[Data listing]
>> START
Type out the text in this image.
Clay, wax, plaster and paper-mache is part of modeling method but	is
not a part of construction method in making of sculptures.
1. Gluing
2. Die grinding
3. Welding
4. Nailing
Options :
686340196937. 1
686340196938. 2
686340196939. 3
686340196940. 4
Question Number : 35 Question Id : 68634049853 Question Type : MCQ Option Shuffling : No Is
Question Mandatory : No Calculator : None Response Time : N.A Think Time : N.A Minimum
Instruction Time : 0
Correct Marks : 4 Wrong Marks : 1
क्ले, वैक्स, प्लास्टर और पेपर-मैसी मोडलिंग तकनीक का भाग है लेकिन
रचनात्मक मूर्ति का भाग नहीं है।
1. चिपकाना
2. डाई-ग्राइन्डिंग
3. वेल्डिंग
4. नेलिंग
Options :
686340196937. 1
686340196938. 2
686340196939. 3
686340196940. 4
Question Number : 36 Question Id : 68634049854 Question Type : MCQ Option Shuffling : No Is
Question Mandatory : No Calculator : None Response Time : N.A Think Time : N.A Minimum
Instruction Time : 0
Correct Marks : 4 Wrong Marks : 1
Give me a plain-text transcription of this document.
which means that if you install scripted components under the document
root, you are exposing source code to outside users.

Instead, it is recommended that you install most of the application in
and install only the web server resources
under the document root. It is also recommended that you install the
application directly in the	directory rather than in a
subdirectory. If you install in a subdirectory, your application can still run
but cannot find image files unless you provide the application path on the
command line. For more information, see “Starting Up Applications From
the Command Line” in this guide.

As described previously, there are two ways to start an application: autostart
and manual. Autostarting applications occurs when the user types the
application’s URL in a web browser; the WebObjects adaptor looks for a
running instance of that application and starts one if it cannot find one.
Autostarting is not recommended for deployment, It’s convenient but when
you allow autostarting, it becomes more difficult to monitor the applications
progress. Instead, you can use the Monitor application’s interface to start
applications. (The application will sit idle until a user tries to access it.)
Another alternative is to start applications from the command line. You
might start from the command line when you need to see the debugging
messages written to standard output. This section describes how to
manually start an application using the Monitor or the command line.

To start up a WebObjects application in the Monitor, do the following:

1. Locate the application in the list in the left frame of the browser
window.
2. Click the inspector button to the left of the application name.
>> END
**WHAT YOU SHOULD DO**
Give nothing but the count of lines in the listing above that hold the string "document".

**FULL ANSWER**
3